Dataset records:
______
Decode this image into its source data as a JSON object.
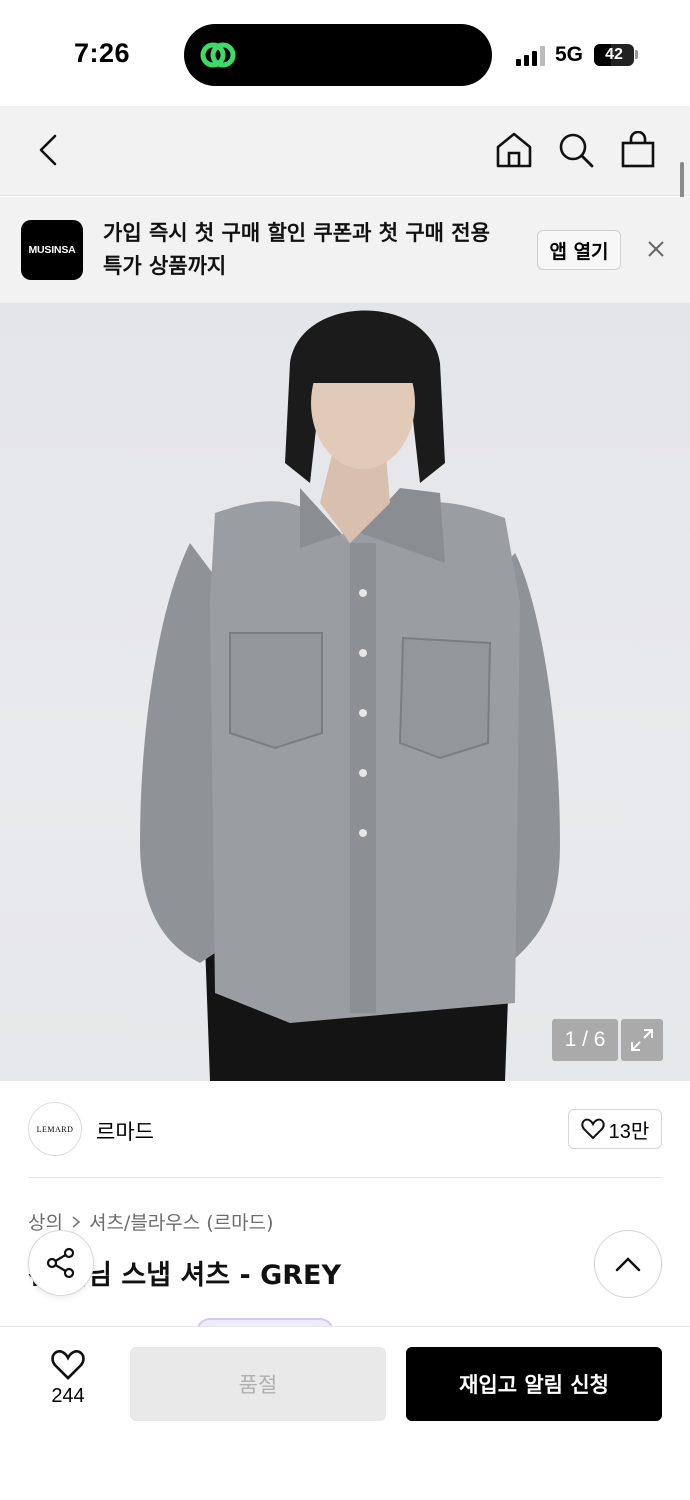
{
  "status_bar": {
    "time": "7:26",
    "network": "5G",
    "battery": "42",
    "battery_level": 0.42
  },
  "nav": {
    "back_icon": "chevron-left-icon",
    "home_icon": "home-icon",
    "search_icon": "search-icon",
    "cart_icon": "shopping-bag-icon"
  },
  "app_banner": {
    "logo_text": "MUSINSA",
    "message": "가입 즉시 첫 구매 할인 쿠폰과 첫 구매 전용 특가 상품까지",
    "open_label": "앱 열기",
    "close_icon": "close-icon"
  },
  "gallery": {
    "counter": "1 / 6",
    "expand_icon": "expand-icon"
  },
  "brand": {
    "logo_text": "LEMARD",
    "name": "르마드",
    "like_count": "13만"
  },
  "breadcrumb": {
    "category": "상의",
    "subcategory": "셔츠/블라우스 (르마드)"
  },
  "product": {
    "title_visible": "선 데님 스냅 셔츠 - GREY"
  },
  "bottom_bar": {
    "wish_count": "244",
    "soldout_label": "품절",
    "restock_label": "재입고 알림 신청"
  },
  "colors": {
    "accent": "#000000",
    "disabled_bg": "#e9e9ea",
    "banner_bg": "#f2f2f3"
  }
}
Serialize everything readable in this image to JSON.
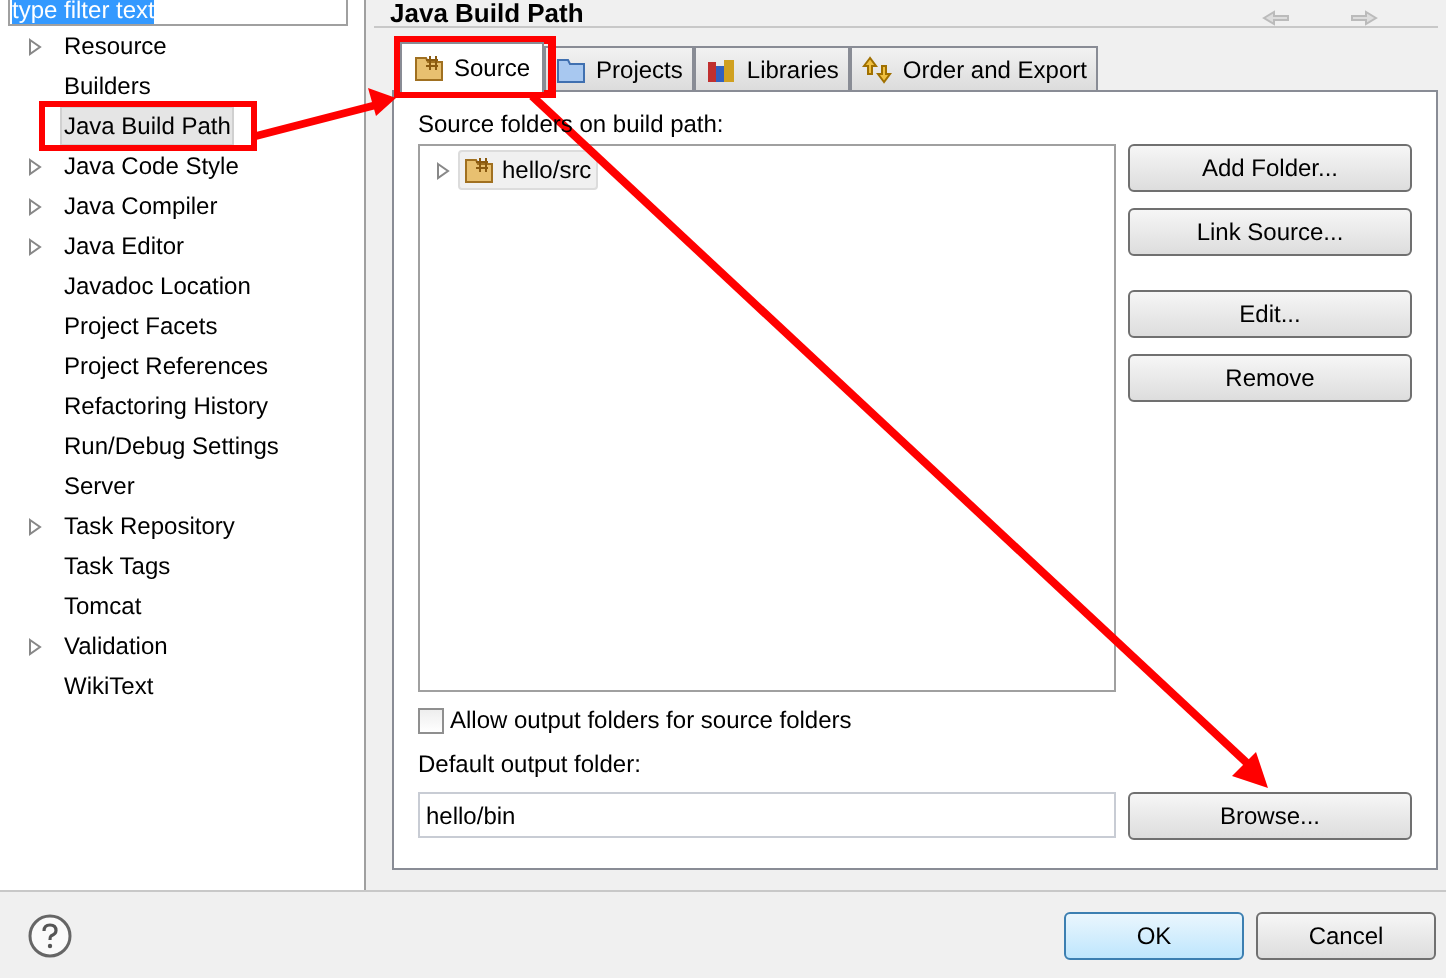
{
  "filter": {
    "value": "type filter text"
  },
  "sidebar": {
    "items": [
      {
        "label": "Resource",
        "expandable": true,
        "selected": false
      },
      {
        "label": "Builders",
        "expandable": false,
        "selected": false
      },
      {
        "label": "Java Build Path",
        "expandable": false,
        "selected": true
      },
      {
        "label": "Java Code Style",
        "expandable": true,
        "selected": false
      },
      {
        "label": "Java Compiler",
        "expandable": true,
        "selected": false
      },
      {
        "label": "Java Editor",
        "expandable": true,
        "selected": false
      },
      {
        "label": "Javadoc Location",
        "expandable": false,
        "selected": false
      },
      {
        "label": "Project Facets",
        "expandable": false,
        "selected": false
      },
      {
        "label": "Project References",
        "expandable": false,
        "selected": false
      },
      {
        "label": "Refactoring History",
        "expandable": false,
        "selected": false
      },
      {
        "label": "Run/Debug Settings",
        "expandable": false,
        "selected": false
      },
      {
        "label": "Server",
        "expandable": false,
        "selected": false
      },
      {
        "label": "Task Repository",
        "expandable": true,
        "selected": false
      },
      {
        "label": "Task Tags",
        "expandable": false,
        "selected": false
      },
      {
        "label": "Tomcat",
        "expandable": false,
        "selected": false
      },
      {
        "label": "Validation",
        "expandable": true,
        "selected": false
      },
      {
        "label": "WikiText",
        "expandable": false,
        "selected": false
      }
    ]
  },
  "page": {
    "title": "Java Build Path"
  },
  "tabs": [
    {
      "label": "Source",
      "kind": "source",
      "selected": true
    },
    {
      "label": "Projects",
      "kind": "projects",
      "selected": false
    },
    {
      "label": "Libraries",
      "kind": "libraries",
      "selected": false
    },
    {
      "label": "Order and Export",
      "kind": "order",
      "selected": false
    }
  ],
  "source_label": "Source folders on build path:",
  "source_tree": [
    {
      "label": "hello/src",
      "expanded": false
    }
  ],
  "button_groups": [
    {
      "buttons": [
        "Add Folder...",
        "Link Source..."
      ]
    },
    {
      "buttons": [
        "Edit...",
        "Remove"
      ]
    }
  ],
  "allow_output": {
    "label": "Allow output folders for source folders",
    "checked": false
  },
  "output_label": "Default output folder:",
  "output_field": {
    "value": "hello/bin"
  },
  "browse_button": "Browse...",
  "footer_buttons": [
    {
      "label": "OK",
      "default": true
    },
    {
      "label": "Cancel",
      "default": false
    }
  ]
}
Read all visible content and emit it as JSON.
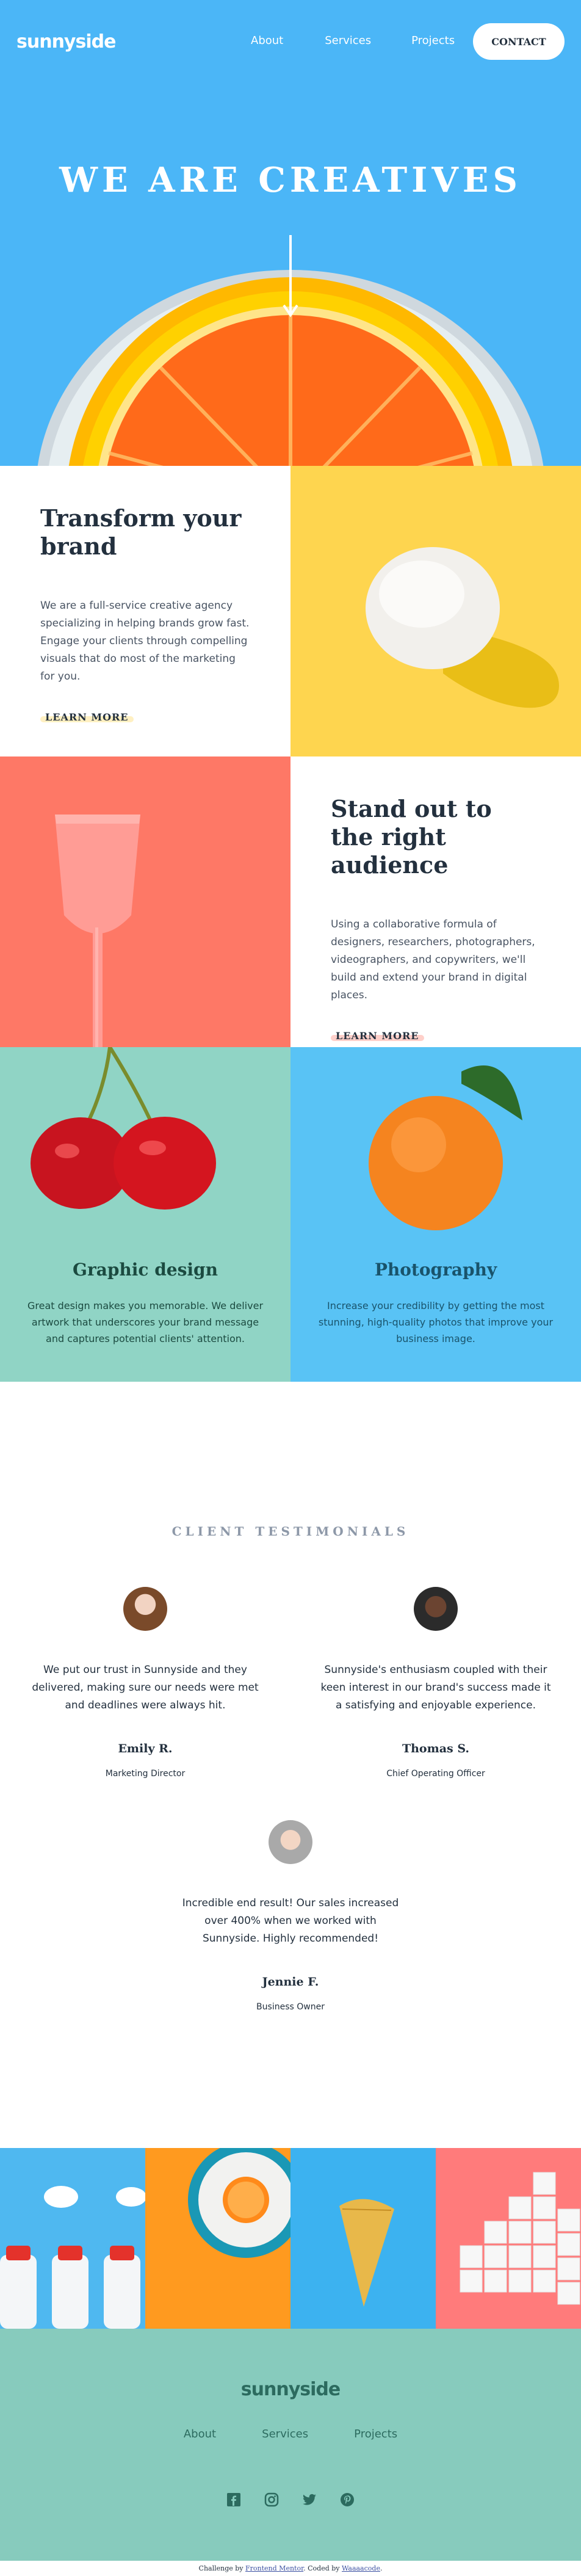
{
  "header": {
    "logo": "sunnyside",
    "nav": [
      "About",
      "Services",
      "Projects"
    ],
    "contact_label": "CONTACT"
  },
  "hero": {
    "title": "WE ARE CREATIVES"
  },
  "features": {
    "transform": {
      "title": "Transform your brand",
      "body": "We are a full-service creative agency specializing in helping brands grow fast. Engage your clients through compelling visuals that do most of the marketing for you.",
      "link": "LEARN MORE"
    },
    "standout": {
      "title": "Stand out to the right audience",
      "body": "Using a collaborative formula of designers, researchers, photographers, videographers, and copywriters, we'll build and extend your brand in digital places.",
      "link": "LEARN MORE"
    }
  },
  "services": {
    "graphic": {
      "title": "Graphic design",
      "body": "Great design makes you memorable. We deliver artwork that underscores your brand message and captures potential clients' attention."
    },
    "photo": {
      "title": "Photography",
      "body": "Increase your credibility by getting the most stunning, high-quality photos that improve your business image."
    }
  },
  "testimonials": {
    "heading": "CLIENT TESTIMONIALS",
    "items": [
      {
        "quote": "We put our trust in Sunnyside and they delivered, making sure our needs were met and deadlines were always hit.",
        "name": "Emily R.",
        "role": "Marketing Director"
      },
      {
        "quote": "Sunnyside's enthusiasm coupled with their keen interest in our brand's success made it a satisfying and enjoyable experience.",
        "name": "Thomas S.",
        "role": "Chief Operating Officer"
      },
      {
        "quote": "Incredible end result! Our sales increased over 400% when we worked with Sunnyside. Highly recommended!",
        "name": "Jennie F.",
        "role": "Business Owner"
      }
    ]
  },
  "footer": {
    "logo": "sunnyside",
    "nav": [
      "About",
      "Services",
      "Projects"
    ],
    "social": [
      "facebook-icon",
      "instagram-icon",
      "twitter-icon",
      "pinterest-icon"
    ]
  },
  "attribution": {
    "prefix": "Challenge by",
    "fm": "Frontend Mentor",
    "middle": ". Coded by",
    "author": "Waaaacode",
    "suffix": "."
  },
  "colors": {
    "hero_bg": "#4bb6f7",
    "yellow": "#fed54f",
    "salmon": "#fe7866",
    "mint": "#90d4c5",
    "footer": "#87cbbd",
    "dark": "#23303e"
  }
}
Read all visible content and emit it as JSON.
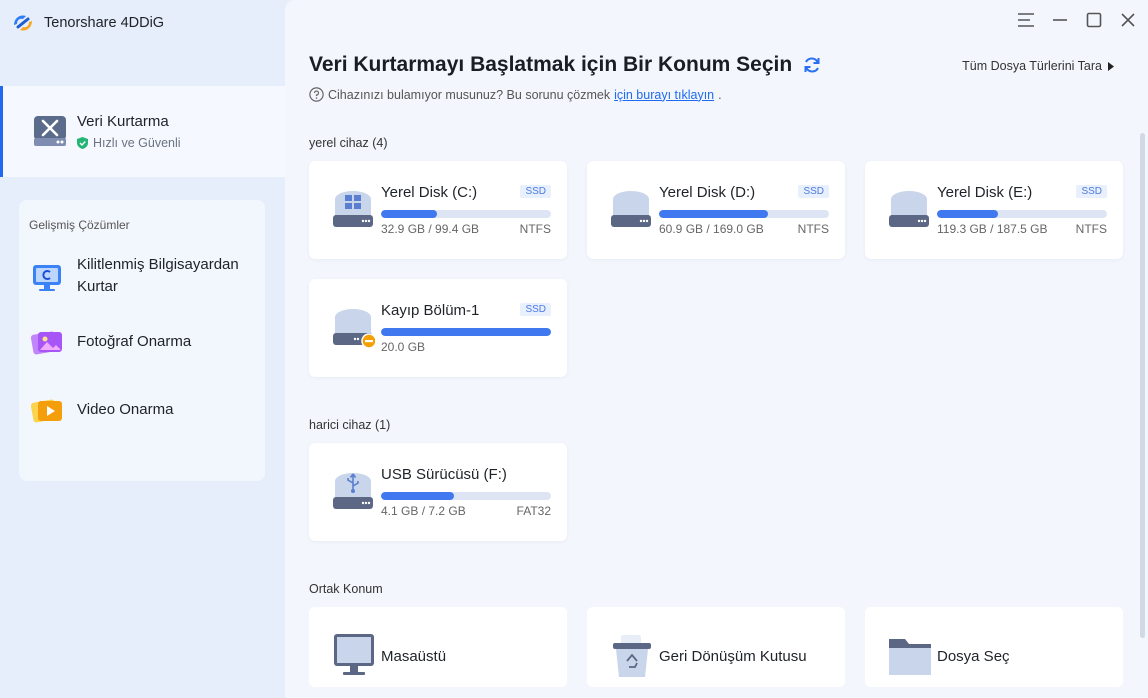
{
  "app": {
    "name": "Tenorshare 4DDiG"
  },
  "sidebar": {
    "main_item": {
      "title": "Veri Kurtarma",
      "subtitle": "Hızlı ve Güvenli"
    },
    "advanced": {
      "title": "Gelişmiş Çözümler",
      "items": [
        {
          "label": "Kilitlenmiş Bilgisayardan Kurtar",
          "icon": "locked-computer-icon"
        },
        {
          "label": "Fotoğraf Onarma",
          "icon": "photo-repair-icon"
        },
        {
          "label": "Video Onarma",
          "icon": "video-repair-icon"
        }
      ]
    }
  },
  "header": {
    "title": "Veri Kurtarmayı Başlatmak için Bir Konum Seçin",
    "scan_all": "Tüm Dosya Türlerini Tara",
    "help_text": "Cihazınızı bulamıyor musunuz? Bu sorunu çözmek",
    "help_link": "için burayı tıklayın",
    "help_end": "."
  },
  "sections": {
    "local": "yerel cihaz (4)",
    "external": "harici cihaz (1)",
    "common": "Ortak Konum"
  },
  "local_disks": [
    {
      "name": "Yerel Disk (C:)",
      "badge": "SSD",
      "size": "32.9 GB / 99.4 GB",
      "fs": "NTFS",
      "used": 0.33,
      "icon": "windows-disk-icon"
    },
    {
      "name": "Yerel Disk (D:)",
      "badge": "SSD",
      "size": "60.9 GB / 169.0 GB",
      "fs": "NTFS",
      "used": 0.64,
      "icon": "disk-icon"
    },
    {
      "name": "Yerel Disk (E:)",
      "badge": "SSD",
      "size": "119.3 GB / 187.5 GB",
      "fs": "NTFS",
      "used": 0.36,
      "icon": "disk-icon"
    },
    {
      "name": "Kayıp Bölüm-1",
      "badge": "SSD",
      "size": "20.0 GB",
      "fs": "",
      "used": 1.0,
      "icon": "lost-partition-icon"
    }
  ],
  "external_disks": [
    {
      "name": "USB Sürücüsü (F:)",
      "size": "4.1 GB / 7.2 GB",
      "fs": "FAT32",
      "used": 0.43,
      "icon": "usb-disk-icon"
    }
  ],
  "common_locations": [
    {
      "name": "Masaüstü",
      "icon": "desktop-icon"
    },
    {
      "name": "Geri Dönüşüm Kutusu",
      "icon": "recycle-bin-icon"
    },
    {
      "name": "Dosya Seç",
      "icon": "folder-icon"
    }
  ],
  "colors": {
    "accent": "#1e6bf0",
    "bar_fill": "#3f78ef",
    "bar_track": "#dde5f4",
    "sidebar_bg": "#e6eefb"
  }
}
______
# Exercise details
Select and copy every line from the records that includes the word "repair".

# The result
          "icon": "photo-repair-icon"
          "icon": "video-repair-icon"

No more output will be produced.